==== Dataset records ====
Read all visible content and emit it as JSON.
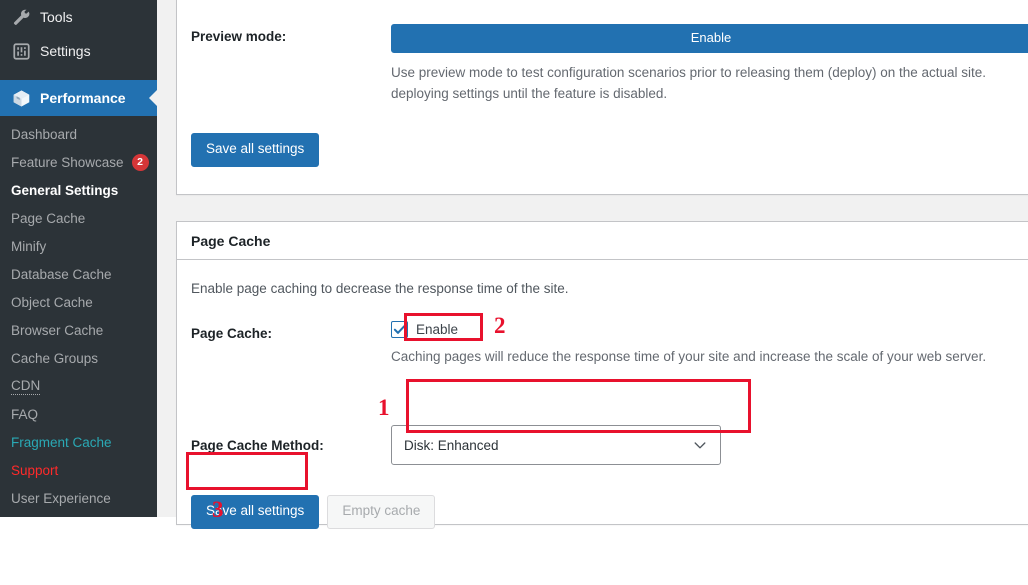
{
  "sidebar": {
    "top_items": [
      {
        "label": "Tools",
        "icon": "wrench-icon"
      },
      {
        "label": "Settings",
        "icon": "sliders-icon"
      }
    ],
    "active_item": {
      "label": "Performance",
      "icon": "cube-icon"
    },
    "submenu": [
      {
        "label": "Dashboard",
        "style": "normal",
        "badge": null
      },
      {
        "label": "Feature Showcase",
        "style": "normal",
        "badge": "2"
      },
      {
        "label": "General Settings",
        "style": "current",
        "badge": null
      },
      {
        "label": "Page Cache",
        "style": "normal",
        "badge": null
      },
      {
        "label": "Minify",
        "style": "normal",
        "badge": null
      },
      {
        "label": "Database Cache",
        "style": "normal",
        "badge": null
      },
      {
        "label": "Object Cache",
        "style": "normal",
        "badge": null
      },
      {
        "label": "Browser Cache",
        "style": "normal",
        "badge": null
      },
      {
        "label": "Cache Groups",
        "style": "normal",
        "badge": null
      },
      {
        "label": "CDN",
        "style": "dotted",
        "badge": null
      },
      {
        "label": "FAQ",
        "style": "normal",
        "badge": null
      },
      {
        "label": "Fragment Cache",
        "style": "teal",
        "badge": null
      },
      {
        "label": "Support",
        "style": "red",
        "badge": null
      },
      {
        "label": "User Experience",
        "style": "normal",
        "badge": null
      }
    ]
  },
  "preview_panel": {
    "label": "Preview mode:",
    "enable_button": "Enable",
    "help_line1": "Use preview mode to test configuration scenarios prior to releasing them (deploy) on the actual site.",
    "help_line2": "deploying settings until the feature is disabled.",
    "save_button": "Save all settings"
  },
  "page_cache_panel": {
    "title": "Page Cache",
    "intro": "Enable page caching to decrease the response time of the site.",
    "enable_row": {
      "label": "Page Cache:",
      "checkbox_label": "Enable",
      "checked": true,
      "help": "Caching pages will reduce the response time of your site and increase the scale of your web server."
    },
    "method_row": {
      "label": "Page Cache Method:",
      "selected": "Disk: Enhanced"
    },
    "save_button": "Save all settings",
    "empty_cache_button": "Empty cache"
  },
  "annotations": {
    "markers": [
      {
        "number": "1",
        "target": "page-cache-method-select"
      },
      {
        "number": "2",
        "target": "page-cache-enable-checkbox"
      },
      {
        "number": "3",
        "target": "page-cache-save-button"
      }
    ],
    "color": "#e8112d"
  }
}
====
All the material shown above is to be copied exactly, with no pictures carried over.

● **Correct response**
Read all visible content and emit it as JSON.
{
  "sidebar": {
    "top_items": [
      {
        "label": "Tools",
        "icon": "wrench-icon"
      },
      {
        "label": "Settings",
        "icon": "sliders-icon"
      }
    ],
    "active_item": {
      "label": "Performance",
      "icon": "cube-icon"
    },
    "submenu": [
      {
        "label": "Dashboard",
        "style": "normal",
        "badge": null
      },
      {
        "label": "Feature Showcase",
        "style": "normal",
        "badge": "2"
      },
      {
        "label": "General Settings",
        "style": "current",
        "badge": null
      },
      {
        "label": "Page Cache",
        "style": "normal",
        "badge": null
      },
      {
        "label": "Minify",
        "style": "normal",
        "badge": null
      },
      {
        "label": "Database Cache",
        "style": "normal",
        "badge": null
      },
      {
        "label": "Object Cache",
        "style": "normal",
        "badge": null
      },
      {
        "label": "Browser Cache",
        "style": "normal",
        "badge": null
      },
      {
        "label": "Cache Groups",
        "style": "normal",
        "badge": null
      },
      {
        "label": "CDN",
        "style": "dotted",
        "badge": null
      },
      {
        "label": "FAQ",
        "style": "normal",
        "badge": null
      },
      {
        "label": "Fragment Cache",
        "style": "teal",
        "badge": null
      },
      {
        "label": "Support",
        "style": "red",
        "badge": null
      },
      {
        "label": "User Experience",
        "style": "normal",
        "badge": null
      }
    ]
  },
  "preview_panel": {
    "label": "Preview mode:",
    "enable_button": "Enable",
    "help_line1": "Use preview mode to test configuration scenarios prior to releasing them (deploy) on the actual site.",
    "help_line2": "deploying settings until the feature is disabled.",
    "save_button": "Save all settings"
  },
  "page_cache_panel": {
    "title": "Page Cache",
    "intro": "Enable page caching to decrease the response time of the site.",
    "enable_row": {
      "label": "Page Cache:",
      "checkbox_label": "Enable",
      "checked": true,
      "help": "Caching pages will reduce the response time of your site and increase the scale of your web server."
    },
    "method_row": {
      "label": "Page Cache Method:",
      "selected": "Disk: Enhanced"
    },
    "save_button": "Save all settings",
    "empty_cache_button": "Empty cache"
  },
  "annotations": {
    "markers": [
      {
        "number": "1",
        "target": "page-cache-method-select"
      },
      {
        "number": "2",
        "target": "page-cache-enable-checkbox"
      },
      {
        "number": "3",
        "target": "page-cache-save-button"
      }
    ],
    "color": "#e8112d"
  }
}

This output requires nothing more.